Challenge:
Work out the number of lines with the word "screenshot" in the material below, then reply with that number only.

Information supplied:
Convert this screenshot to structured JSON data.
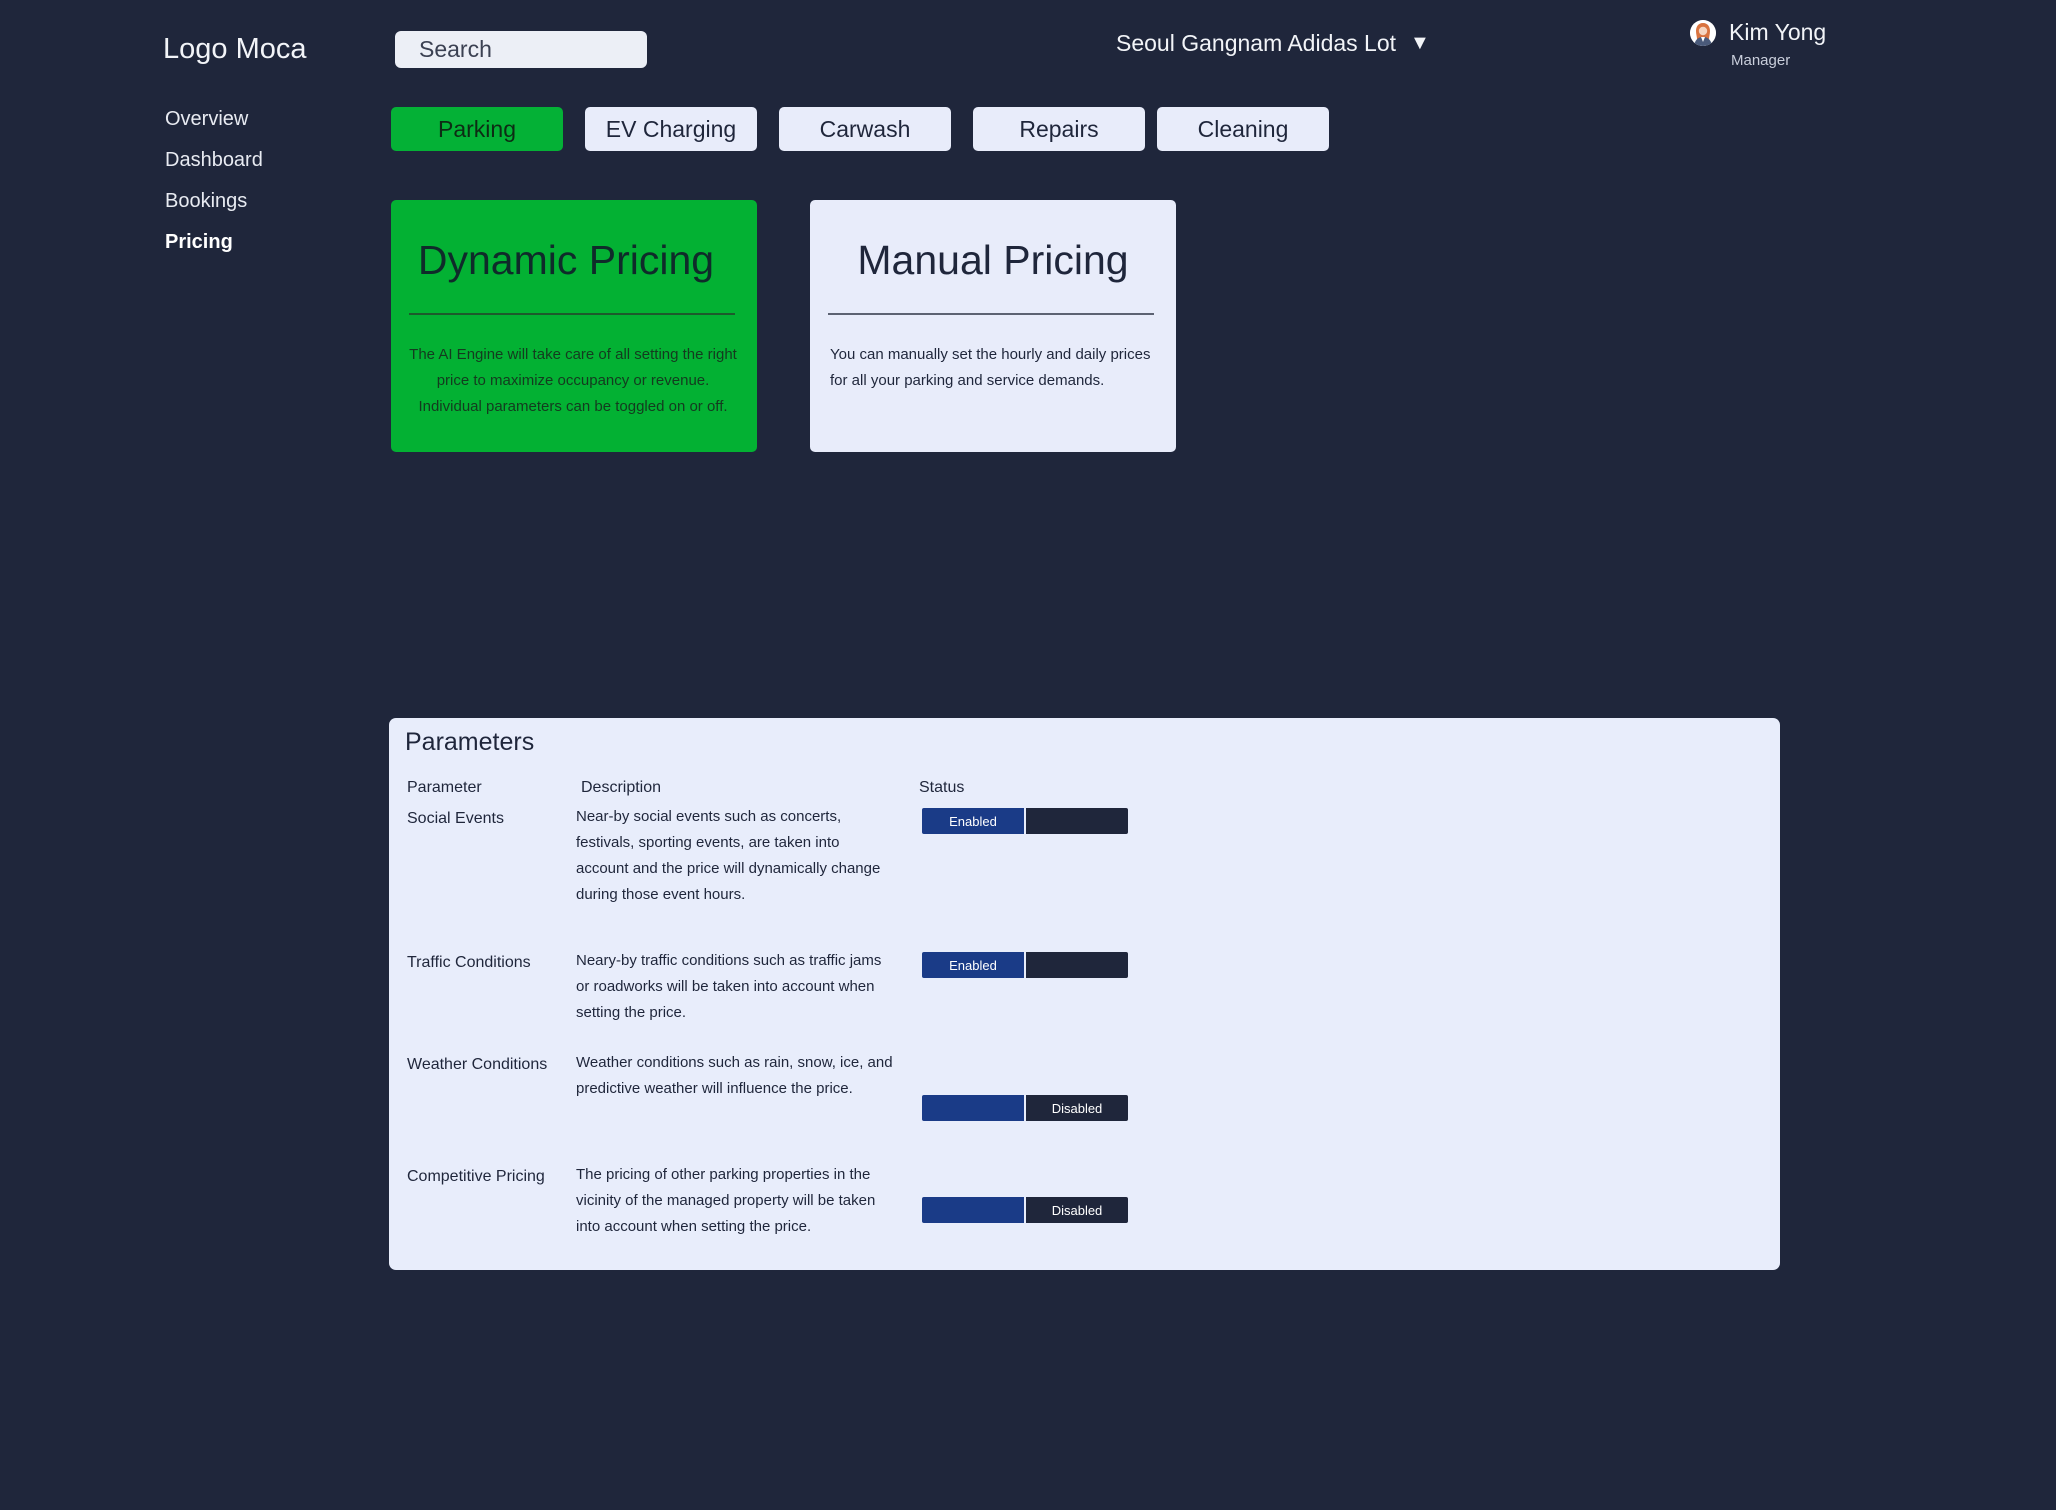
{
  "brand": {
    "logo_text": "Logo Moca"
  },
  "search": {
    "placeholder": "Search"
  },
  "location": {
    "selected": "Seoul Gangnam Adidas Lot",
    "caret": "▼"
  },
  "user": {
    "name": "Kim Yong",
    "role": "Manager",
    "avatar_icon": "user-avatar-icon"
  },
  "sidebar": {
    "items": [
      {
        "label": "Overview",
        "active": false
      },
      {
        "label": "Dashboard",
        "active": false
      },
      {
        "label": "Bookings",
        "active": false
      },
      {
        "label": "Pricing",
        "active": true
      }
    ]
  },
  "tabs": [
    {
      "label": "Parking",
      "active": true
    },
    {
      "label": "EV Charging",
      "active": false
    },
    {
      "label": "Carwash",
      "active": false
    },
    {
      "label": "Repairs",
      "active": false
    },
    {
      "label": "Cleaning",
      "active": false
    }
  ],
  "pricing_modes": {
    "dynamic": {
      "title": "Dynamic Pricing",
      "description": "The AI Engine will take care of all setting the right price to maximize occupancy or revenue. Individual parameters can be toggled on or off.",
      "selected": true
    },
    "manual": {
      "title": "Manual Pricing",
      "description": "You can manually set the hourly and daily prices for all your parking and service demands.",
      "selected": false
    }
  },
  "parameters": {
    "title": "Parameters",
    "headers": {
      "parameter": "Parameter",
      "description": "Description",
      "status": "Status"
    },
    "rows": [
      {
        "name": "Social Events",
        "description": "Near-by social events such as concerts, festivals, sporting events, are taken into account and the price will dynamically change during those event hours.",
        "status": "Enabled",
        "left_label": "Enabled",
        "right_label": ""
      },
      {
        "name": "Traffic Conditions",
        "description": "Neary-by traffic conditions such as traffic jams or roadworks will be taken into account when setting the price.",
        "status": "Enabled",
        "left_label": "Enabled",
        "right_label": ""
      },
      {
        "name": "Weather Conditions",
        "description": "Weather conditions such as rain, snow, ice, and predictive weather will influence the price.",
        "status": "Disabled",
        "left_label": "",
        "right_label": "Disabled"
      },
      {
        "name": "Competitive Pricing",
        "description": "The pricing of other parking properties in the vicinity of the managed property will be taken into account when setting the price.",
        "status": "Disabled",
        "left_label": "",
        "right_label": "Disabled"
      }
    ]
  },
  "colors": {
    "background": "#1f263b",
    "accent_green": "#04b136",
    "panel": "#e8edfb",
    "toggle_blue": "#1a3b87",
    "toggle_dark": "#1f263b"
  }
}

==

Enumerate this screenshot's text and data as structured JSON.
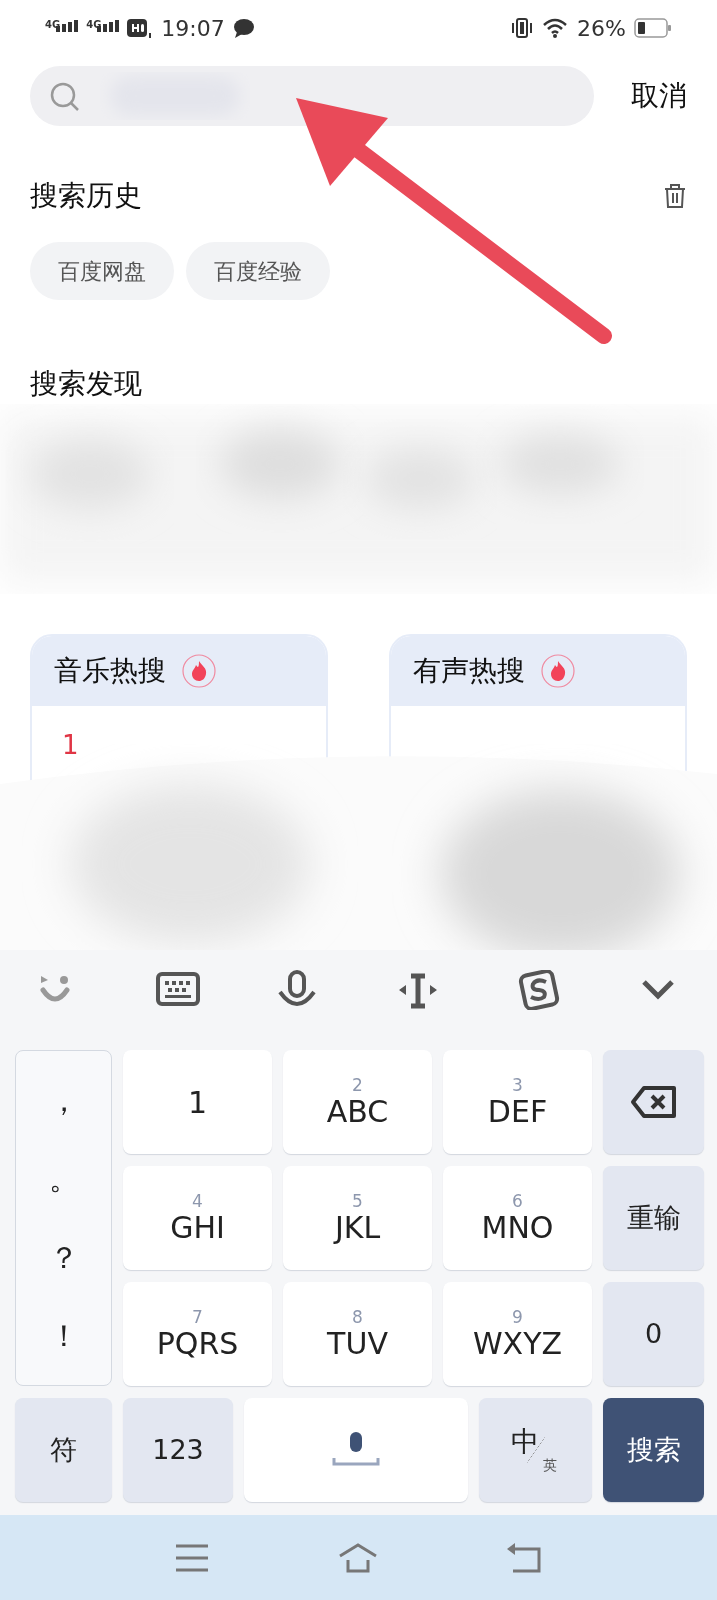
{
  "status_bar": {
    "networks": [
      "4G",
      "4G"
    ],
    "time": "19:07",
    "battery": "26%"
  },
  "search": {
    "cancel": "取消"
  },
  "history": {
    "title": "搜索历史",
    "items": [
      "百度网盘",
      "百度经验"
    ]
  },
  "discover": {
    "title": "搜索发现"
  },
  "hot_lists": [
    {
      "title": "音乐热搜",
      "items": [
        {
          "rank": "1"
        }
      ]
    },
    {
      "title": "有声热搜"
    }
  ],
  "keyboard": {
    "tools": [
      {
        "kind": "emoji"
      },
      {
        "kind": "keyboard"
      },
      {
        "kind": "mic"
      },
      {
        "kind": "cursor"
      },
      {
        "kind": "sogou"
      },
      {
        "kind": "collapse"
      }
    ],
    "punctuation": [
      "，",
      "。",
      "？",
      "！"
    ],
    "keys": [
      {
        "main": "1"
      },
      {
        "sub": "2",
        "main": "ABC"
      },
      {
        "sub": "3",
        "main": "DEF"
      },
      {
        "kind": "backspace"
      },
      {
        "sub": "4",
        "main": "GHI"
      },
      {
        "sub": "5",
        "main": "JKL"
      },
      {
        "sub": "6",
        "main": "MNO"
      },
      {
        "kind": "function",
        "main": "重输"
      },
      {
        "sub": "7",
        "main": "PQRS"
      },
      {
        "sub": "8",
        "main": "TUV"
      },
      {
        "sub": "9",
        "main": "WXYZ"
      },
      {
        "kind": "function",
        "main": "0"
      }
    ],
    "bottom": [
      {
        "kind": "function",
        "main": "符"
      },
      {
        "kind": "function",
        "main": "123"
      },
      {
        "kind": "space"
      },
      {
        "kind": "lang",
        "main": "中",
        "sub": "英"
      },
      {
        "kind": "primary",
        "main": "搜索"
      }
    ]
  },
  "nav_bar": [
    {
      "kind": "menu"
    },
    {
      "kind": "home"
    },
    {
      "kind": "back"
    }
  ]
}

Output of the task:
2